**DATA LINES**.
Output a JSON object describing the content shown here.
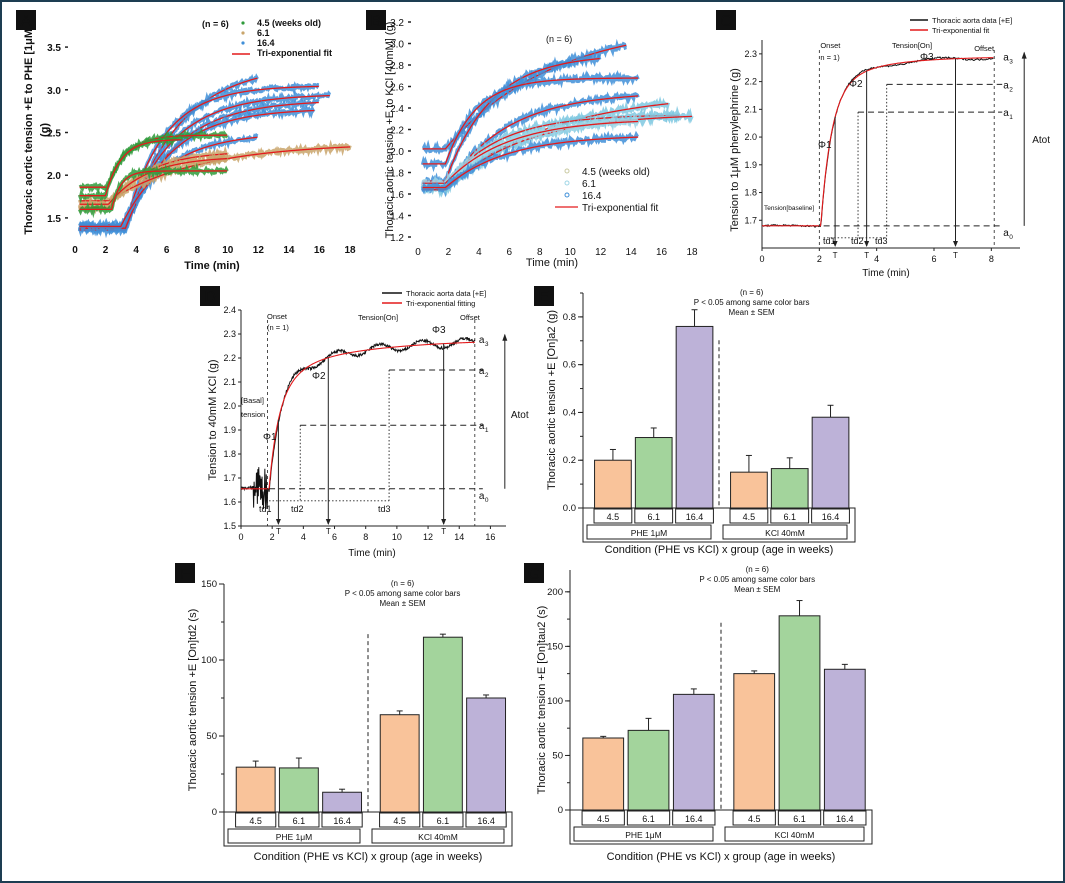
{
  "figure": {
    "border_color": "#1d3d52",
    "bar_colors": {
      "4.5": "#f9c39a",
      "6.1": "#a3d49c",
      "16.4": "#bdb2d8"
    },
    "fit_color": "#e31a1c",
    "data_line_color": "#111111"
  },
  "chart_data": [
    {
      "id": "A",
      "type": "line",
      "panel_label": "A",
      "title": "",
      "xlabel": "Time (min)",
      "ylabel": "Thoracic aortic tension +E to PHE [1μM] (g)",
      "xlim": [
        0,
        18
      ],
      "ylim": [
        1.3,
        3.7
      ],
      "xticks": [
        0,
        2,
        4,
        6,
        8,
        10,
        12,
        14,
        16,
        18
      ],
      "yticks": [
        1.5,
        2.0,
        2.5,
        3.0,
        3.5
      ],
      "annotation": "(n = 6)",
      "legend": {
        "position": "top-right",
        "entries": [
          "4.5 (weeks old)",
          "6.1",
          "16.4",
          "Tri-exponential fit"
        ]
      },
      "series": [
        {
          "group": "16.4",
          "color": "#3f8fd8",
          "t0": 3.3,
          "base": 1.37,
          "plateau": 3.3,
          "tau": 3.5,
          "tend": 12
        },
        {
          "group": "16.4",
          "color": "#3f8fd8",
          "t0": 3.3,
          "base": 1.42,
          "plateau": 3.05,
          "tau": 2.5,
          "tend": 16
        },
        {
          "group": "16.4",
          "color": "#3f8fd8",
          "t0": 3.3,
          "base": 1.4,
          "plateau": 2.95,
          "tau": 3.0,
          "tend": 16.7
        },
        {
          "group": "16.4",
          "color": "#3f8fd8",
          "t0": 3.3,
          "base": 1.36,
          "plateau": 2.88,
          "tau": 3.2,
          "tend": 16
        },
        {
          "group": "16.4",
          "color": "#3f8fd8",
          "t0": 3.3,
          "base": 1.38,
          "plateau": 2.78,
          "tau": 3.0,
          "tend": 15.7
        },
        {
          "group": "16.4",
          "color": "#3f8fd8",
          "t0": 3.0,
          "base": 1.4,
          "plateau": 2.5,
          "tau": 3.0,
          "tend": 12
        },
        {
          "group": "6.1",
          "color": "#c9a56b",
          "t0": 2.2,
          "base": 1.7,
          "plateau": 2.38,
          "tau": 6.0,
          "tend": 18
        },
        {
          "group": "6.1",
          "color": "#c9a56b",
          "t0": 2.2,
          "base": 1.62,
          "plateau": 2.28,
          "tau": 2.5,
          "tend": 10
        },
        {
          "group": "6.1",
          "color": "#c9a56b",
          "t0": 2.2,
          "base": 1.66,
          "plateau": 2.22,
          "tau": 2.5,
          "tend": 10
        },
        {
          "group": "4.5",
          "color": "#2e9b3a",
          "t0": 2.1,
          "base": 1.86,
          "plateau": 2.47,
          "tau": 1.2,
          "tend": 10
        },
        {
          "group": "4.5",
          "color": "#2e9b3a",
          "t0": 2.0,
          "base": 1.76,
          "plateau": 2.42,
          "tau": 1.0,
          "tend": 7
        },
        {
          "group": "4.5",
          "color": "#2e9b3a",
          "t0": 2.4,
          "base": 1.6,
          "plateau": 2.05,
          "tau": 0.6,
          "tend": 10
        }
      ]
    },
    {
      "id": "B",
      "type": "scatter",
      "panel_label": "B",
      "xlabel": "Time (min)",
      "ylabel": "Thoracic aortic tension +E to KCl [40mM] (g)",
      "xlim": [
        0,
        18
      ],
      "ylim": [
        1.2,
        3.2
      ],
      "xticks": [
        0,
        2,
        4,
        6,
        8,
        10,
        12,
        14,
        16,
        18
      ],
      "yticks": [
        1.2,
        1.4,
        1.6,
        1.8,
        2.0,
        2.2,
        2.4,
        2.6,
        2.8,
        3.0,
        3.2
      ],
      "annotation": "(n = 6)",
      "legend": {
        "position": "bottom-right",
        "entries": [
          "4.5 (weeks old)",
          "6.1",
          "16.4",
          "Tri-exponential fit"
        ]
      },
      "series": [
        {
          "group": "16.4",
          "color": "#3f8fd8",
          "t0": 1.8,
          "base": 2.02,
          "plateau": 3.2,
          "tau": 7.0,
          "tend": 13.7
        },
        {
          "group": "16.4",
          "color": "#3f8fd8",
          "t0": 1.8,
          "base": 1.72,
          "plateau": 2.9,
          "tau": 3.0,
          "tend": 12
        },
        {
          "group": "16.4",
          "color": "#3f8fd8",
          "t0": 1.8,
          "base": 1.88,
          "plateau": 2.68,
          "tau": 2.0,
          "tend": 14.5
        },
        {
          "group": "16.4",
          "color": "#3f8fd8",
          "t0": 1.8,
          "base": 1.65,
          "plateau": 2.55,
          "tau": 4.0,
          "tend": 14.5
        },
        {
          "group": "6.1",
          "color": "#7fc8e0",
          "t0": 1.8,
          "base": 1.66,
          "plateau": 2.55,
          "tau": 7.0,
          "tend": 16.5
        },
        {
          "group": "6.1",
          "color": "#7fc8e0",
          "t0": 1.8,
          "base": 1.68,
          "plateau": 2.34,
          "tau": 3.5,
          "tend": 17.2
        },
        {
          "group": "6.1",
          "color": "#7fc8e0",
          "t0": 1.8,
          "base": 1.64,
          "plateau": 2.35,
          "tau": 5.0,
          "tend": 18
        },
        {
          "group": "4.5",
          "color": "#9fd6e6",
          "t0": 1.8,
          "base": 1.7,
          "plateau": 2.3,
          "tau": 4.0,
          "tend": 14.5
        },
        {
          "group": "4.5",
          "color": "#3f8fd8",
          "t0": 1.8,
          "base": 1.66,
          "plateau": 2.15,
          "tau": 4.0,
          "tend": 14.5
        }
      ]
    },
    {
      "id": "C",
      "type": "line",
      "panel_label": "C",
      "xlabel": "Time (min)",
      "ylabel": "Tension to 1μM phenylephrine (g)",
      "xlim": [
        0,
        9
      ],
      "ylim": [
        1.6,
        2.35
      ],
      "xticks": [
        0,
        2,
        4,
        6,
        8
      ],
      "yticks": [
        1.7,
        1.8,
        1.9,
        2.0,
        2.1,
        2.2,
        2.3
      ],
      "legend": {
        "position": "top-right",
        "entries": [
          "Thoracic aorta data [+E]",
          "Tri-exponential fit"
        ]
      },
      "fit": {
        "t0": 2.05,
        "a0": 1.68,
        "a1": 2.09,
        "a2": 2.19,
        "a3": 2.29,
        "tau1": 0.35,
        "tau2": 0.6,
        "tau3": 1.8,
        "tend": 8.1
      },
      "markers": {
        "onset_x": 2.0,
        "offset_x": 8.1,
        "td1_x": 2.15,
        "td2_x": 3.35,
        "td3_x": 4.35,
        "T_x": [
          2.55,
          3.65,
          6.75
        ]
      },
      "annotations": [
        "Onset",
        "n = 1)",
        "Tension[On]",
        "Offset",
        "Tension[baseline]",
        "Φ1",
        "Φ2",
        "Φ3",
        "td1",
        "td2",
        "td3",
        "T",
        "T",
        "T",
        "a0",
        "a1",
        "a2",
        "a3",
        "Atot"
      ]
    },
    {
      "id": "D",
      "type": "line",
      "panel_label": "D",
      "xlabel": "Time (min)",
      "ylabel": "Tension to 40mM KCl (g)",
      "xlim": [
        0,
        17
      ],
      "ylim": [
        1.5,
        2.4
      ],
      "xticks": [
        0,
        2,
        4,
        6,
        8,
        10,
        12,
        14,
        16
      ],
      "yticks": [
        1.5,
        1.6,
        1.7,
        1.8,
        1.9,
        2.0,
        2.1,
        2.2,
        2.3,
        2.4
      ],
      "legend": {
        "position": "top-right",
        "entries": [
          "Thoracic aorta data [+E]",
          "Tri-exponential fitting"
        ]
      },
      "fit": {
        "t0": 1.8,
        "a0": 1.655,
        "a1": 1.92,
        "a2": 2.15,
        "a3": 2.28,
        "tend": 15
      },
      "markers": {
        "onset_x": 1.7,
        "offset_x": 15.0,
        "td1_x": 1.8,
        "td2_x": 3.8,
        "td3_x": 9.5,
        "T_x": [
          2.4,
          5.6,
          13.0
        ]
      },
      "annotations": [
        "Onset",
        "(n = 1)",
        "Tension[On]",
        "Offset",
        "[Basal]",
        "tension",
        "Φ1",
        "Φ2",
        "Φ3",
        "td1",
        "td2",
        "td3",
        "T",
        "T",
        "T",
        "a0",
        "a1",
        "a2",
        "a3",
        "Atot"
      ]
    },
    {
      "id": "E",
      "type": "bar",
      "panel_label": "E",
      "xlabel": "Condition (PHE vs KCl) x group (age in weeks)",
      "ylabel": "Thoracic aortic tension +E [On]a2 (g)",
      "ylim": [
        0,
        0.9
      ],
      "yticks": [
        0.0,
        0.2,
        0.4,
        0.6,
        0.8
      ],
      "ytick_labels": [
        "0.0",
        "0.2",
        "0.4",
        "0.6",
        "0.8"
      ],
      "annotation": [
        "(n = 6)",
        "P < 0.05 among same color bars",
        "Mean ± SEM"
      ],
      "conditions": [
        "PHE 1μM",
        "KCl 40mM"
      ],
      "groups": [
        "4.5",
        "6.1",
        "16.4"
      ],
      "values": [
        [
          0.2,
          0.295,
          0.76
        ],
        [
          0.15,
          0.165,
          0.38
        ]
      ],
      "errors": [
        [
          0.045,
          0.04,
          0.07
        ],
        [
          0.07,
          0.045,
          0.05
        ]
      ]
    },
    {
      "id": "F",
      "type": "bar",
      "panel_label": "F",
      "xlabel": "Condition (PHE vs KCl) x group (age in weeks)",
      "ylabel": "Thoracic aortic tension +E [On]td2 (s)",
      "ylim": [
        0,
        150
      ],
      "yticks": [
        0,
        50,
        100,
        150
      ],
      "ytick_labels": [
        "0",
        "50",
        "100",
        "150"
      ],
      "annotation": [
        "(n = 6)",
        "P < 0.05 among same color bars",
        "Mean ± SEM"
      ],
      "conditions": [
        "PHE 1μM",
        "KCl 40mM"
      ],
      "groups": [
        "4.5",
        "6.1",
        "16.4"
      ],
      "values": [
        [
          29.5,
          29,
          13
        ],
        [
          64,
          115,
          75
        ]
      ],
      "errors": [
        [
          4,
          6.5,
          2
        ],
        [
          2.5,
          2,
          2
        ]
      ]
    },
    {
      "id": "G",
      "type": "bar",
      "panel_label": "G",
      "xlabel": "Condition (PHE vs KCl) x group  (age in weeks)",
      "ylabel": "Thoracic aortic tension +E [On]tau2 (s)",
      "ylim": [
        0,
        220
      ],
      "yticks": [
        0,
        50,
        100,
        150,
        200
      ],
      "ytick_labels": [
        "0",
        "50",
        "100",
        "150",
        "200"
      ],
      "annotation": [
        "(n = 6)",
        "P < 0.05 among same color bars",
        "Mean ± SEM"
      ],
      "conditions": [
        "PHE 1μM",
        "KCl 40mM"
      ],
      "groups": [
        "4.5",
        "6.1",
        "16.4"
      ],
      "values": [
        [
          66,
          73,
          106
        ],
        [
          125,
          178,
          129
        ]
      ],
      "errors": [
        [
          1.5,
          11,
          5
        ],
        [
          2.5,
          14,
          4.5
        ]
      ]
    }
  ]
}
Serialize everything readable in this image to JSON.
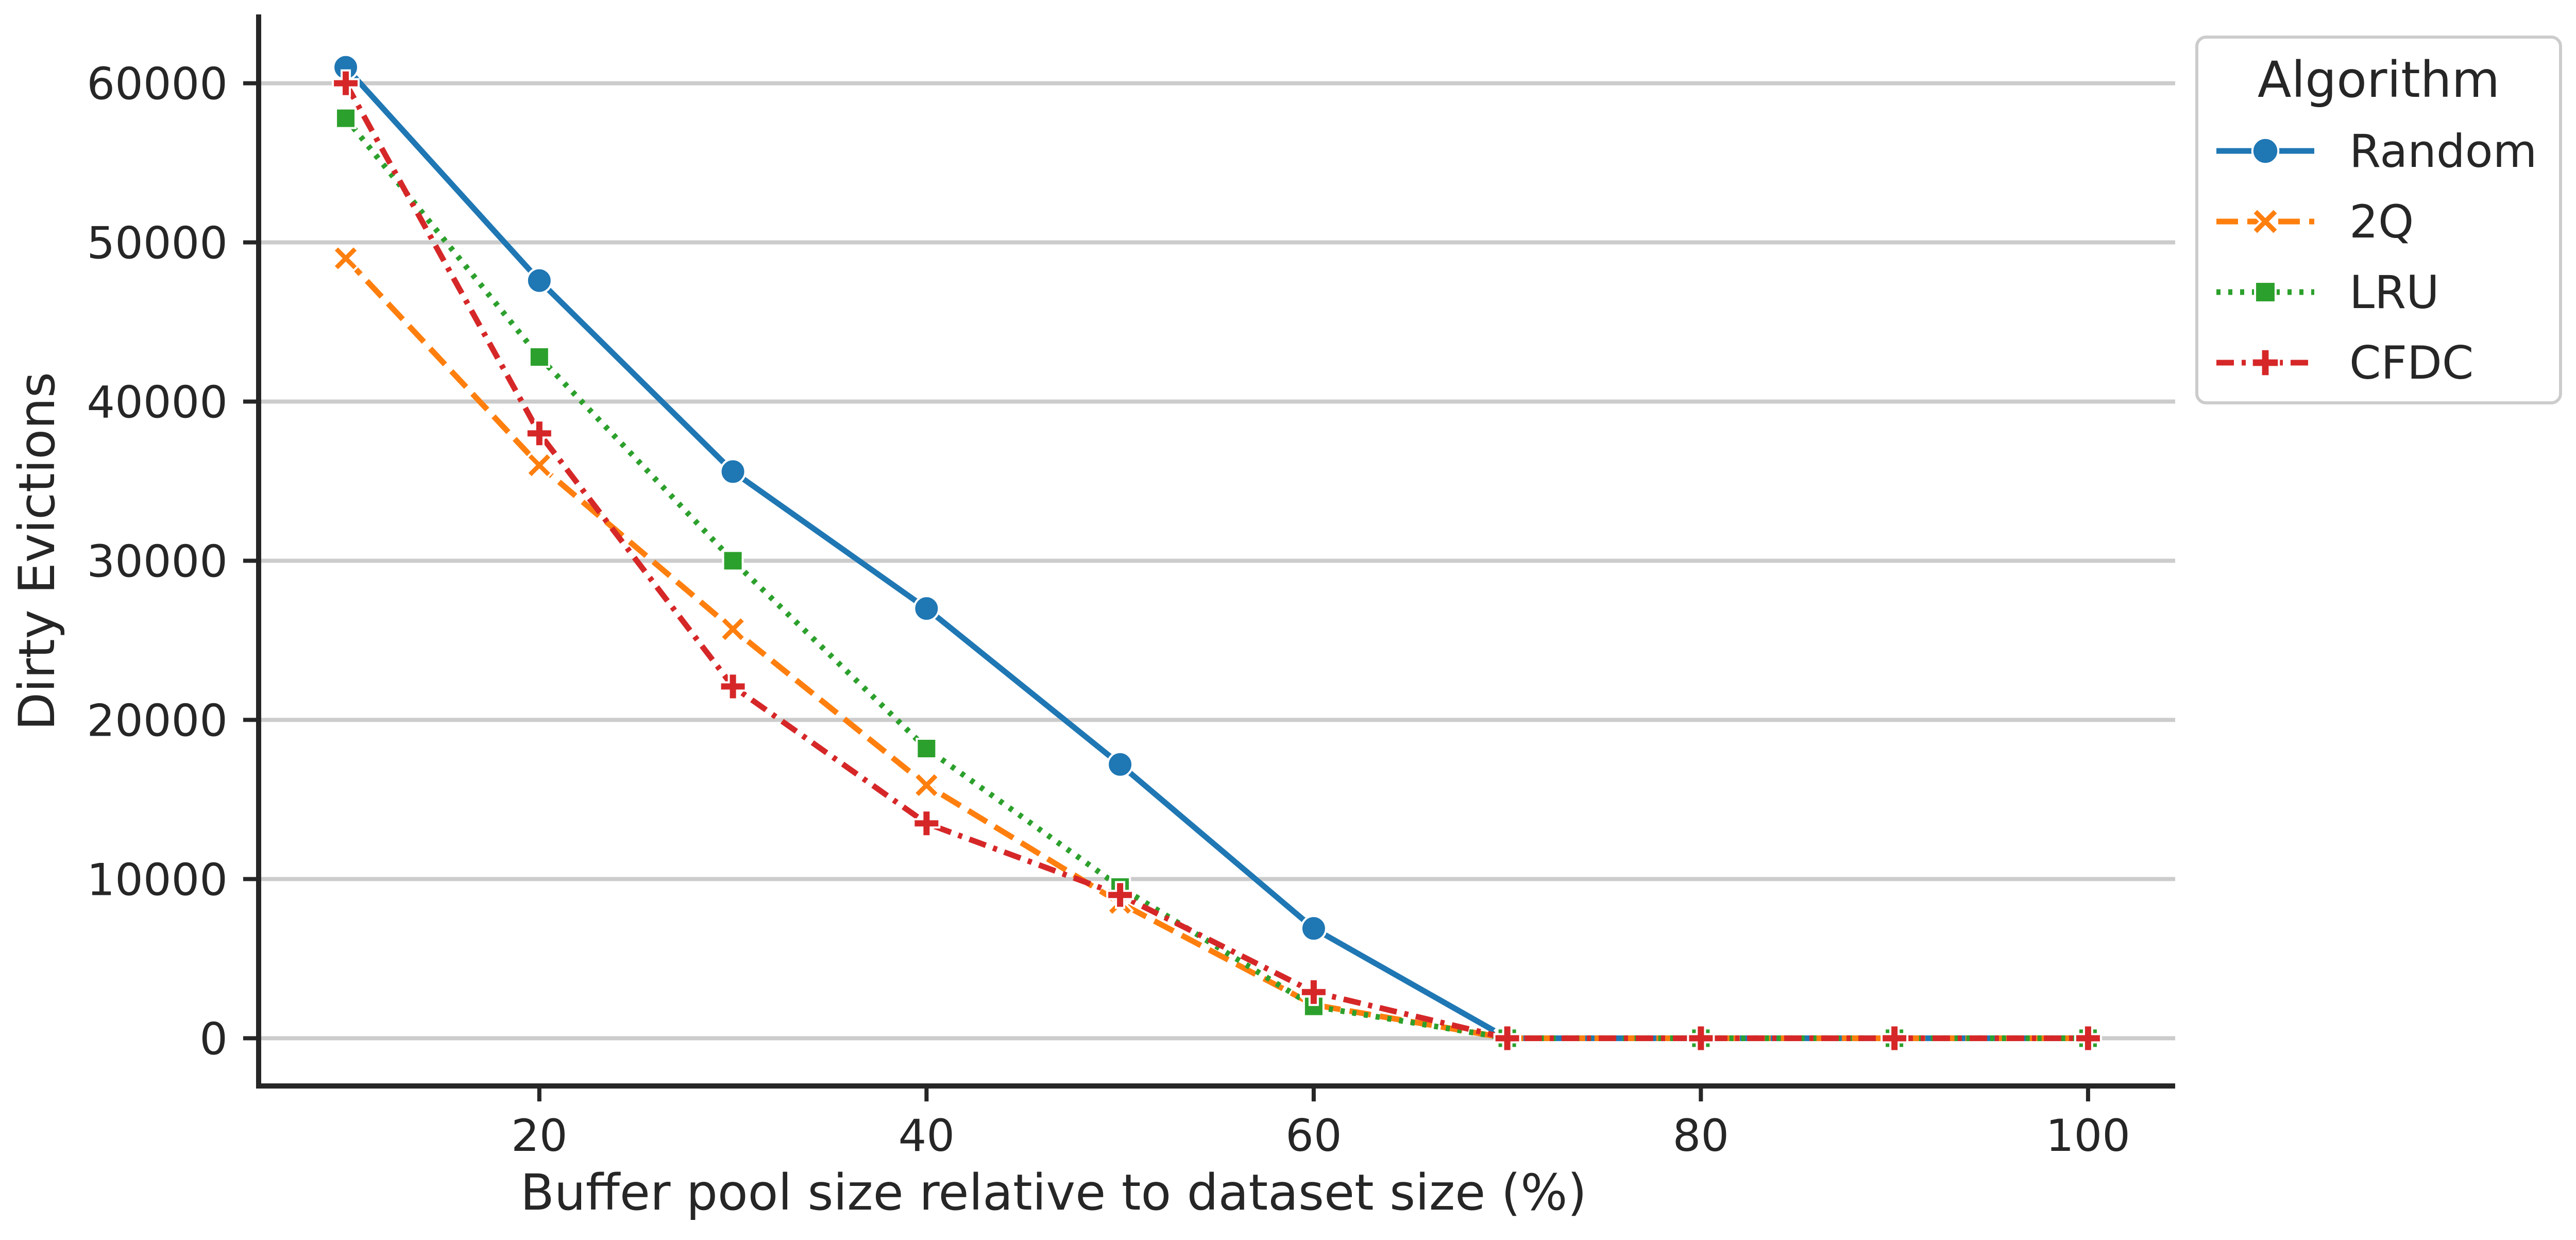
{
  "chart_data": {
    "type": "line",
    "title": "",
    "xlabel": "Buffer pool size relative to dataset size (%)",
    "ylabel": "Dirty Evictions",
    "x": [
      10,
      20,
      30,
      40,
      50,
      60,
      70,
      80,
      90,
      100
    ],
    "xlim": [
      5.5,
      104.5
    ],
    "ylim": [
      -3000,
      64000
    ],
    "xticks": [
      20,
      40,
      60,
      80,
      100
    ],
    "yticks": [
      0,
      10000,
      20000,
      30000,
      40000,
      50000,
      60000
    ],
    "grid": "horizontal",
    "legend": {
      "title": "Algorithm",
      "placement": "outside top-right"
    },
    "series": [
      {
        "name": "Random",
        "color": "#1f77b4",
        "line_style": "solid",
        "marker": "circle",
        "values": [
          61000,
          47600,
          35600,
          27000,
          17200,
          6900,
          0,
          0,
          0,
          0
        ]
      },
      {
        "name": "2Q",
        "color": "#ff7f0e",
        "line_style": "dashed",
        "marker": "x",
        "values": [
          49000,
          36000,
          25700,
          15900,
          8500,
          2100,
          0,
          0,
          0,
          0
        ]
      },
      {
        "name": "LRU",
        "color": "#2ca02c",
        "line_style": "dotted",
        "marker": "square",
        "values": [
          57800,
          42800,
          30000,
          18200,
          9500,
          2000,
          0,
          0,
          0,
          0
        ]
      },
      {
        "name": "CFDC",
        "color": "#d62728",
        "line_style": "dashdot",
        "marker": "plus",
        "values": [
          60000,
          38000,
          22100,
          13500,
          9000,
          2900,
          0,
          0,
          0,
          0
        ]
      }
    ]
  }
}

**PROBLEM REQUIREMENTS**.
Locate the string "name" in the listing above and copy every line where it occurs.

**RESULT OF THE TASK**.
        "name": "Random",
        "name": "2Q",
        "name": "LRU",
        "name": "CFDC",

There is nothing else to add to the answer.